BEGIN Supplied data

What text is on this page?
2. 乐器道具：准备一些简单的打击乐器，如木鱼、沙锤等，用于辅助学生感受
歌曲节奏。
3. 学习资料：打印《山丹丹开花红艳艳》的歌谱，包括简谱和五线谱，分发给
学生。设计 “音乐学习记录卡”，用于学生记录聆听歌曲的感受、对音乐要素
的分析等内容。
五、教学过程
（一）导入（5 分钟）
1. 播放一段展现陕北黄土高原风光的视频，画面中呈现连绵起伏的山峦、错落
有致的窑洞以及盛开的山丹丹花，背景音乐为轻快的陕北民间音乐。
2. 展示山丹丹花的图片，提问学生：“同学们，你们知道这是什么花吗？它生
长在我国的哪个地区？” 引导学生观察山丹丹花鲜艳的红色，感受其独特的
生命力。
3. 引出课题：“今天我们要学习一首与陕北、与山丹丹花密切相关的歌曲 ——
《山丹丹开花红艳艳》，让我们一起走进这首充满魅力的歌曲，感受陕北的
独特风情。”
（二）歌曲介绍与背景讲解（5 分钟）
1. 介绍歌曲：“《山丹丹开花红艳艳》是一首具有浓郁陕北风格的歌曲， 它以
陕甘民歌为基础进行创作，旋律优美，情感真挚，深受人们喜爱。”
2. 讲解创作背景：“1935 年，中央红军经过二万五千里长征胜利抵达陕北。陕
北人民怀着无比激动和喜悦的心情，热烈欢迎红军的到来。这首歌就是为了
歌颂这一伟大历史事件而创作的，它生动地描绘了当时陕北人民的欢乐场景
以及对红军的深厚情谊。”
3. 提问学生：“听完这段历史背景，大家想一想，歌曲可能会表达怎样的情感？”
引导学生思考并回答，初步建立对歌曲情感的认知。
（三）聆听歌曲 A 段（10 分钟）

END Supplied data

• Request: Exactly reproduce every record.

• Complete output:
What text is on this page?
2. 乐器道具：准备一些简单的打击乐器，如木鱼、沙锤等，用于辅助学生感受
歌曲节奏。
3. 学习资料：打印《山丹丹开花红艳艳》的歌谱，包括简谱和五线谱，分发给
学生。设计 “音乐学习记录卡”，用于学生记录聆听歌曲的感受、对音乐要素
的分析等内容。
五、教学过程
（一）导入（5 分钟）
1. 播放一段展现陕北黄土高原风光的视频，画面中呈现连绵起伏的山峦、错落
有致的窑洞以及盛开的山丹丹花，背景音乐为轻快的陕北民间音乐。
2. 展示山丹丹花的图片，提问学生：“同学们，你们知道这是什么花吗？它生
长在我国的哪个地区？” 引导学生观察山丹丹花鲜艳的红色，感受其独特的
生命力。
3. 引出课题：“今天我们要学习一首与陕北、与山丹丹花密切相关的歌曲 ——
《山丹丹开花红艳艳》，让我们一起走进这首充满魅力的歌曲，感受陕北的
独特风情。”
（二）歌曲介绍与背景讲解（5 分钟）
1. 介绍歌曲：“《山丹丹开花红艳艳》是一首具有浓郁陕北风格的歌曲， 它以
陕甘民歌为基础进行创作，旋律优美，情感真挚，深受人们喜爱。”
2. 讲解创作背景：“1935 年，中央红军经过二万五千里长征胜利抵达陕北。陕
北人民怀着无比激动和喜悦的心情，热烈欢迎红军的到来。这首歌就是为了
歌颂这一伟大历史事件而创作的，它生动地描绘了当时陕北人民的欢乐场景
以及对红军的深厚情谊。”
3. 提问学生：“听完这段历史背景，大家想一想，歌曲可能会表达怎样的情感？”
引导学生思考并回答，初步建立对歌曲情感的认知。
（三）聆听歌曲 A 段（10 分钟）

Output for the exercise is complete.